### WHAT IS ASKED
Pick out all lines with the word "left" from the records that follow.

### RECORD EXTRACTS

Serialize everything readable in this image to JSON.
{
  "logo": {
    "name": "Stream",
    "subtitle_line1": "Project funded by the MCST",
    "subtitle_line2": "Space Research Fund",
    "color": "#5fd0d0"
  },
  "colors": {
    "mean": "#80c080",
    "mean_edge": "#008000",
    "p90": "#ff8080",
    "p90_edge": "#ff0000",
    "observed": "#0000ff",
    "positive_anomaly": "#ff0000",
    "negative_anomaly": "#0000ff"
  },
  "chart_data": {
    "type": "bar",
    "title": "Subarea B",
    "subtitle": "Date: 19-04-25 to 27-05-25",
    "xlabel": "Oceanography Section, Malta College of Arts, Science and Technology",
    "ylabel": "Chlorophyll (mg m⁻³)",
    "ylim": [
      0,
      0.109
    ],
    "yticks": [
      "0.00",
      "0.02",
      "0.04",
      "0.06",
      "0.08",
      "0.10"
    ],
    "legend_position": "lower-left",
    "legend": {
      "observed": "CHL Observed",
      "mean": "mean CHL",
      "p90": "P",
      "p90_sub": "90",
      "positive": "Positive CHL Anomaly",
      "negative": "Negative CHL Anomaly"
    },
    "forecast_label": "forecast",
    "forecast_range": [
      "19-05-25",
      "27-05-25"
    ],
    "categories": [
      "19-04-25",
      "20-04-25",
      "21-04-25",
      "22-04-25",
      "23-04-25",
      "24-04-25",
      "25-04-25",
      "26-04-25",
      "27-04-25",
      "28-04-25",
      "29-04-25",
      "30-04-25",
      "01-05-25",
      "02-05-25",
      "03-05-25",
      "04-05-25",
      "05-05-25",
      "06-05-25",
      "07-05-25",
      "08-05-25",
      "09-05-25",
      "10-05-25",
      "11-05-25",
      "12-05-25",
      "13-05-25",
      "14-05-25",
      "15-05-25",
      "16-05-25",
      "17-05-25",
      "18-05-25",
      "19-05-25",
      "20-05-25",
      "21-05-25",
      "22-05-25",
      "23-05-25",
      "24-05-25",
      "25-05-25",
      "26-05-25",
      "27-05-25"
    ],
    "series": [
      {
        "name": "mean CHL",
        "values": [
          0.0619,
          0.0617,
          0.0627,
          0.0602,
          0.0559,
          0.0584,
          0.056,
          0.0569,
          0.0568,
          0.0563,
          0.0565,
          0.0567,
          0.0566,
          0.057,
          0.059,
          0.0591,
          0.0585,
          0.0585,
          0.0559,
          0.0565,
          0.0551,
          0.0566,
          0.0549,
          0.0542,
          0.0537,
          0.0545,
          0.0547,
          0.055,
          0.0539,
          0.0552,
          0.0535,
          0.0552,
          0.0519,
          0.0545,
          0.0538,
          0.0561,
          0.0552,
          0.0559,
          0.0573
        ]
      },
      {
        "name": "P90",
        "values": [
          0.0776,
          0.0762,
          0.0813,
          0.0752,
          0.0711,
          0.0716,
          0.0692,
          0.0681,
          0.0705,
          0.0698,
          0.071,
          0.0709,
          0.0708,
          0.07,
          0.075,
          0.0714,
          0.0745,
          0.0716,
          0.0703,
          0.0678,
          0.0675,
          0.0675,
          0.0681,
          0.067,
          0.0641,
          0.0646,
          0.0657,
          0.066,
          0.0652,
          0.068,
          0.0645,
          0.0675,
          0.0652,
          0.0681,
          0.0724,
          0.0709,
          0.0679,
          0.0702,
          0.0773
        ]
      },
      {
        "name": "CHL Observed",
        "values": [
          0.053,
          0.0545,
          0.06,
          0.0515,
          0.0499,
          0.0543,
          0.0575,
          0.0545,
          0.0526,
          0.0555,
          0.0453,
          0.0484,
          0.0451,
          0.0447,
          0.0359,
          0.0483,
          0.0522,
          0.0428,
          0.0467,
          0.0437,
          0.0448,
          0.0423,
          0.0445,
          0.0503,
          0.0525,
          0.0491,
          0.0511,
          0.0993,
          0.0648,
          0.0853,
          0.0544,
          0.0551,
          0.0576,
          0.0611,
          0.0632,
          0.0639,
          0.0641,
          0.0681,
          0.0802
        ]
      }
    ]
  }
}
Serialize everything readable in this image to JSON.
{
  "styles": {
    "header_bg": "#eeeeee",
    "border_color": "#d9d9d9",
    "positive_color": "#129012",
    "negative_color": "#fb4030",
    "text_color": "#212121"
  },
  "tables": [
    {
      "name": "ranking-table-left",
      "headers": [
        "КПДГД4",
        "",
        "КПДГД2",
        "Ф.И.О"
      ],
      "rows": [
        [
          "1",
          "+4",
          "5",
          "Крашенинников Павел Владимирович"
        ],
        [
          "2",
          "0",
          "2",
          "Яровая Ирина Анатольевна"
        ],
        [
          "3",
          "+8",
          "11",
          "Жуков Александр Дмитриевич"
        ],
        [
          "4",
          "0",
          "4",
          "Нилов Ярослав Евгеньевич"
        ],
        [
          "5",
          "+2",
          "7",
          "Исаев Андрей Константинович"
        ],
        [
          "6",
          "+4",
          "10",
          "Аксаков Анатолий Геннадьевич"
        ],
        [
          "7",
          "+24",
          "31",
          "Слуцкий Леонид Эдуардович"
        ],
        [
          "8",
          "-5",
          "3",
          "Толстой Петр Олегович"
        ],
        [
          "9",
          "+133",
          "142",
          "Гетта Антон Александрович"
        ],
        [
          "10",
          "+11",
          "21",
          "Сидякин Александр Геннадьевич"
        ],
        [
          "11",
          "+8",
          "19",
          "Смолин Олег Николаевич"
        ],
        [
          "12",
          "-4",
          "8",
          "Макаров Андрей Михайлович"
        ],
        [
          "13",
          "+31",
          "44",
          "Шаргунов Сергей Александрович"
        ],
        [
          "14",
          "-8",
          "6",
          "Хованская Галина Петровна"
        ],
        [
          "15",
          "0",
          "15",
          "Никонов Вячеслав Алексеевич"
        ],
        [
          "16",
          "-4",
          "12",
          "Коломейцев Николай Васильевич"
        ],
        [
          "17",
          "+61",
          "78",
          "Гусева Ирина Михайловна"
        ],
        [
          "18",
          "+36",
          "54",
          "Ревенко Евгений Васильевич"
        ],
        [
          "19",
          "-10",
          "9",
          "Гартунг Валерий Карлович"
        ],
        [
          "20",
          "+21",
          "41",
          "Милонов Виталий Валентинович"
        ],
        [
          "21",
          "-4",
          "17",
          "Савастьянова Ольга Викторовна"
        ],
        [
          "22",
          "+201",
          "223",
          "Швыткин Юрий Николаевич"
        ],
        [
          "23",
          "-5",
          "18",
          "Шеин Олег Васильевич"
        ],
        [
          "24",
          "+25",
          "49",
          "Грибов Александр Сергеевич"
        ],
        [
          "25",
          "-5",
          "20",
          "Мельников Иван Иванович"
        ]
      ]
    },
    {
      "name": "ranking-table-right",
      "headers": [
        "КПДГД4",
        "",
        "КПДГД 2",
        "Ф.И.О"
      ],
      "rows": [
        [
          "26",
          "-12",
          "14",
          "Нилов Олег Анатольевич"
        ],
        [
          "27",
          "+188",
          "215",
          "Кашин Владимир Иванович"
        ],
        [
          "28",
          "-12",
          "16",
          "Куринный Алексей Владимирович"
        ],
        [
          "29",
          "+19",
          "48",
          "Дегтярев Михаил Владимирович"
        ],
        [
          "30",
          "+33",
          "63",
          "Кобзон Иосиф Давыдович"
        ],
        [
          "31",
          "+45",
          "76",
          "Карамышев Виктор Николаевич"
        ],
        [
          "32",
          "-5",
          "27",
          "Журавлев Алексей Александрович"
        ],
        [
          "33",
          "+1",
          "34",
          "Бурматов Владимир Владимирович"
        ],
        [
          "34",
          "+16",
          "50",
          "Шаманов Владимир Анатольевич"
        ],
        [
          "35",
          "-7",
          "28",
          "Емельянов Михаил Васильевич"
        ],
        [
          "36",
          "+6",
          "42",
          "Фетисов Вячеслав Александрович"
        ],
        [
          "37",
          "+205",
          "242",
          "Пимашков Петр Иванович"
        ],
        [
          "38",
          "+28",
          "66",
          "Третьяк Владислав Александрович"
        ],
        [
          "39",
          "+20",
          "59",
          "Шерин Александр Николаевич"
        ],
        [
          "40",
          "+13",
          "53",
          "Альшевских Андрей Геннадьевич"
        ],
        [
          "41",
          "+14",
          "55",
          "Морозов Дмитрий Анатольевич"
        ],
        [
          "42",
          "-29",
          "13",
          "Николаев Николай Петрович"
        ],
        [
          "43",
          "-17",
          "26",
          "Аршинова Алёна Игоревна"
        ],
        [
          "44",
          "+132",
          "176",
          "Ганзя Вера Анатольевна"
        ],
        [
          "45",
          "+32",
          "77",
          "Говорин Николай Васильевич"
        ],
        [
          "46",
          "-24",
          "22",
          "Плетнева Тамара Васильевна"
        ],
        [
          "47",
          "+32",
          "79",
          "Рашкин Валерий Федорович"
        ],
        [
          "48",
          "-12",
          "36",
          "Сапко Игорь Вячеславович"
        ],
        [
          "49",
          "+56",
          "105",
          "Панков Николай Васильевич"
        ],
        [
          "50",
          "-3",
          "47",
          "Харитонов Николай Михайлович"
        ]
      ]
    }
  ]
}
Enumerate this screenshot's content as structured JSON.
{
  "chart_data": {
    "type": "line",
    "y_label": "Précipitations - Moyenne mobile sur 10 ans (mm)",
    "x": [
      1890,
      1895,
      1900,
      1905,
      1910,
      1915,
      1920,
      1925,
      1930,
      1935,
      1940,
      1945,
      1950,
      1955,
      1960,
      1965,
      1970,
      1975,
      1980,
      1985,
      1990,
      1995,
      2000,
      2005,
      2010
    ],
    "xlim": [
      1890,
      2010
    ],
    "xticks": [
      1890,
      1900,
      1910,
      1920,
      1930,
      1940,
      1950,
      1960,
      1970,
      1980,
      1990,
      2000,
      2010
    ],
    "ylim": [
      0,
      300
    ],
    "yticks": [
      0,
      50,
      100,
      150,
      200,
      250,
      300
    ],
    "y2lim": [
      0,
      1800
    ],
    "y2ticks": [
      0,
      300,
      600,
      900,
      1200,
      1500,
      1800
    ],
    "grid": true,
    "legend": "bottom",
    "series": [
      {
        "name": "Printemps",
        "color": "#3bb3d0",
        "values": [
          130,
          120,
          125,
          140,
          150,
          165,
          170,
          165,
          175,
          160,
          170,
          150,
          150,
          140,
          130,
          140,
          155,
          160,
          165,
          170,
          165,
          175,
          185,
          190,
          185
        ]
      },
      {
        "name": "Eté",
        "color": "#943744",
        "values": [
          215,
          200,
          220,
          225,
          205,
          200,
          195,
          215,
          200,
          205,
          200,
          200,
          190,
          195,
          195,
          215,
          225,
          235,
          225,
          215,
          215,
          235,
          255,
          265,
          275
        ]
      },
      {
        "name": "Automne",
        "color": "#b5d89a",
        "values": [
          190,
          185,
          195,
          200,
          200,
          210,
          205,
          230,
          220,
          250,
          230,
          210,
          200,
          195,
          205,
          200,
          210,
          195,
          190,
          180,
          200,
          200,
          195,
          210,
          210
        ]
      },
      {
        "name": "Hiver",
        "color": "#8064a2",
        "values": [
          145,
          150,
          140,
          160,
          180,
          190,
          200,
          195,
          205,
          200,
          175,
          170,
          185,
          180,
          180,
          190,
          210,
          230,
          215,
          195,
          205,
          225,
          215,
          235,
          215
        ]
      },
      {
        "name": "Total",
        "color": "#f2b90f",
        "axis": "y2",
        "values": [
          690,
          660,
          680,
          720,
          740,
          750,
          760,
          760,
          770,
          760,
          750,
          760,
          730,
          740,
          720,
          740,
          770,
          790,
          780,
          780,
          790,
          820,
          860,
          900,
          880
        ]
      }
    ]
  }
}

### RESPONSE
    "legend_position": "lower-left",
      "name": "ranking-table-left",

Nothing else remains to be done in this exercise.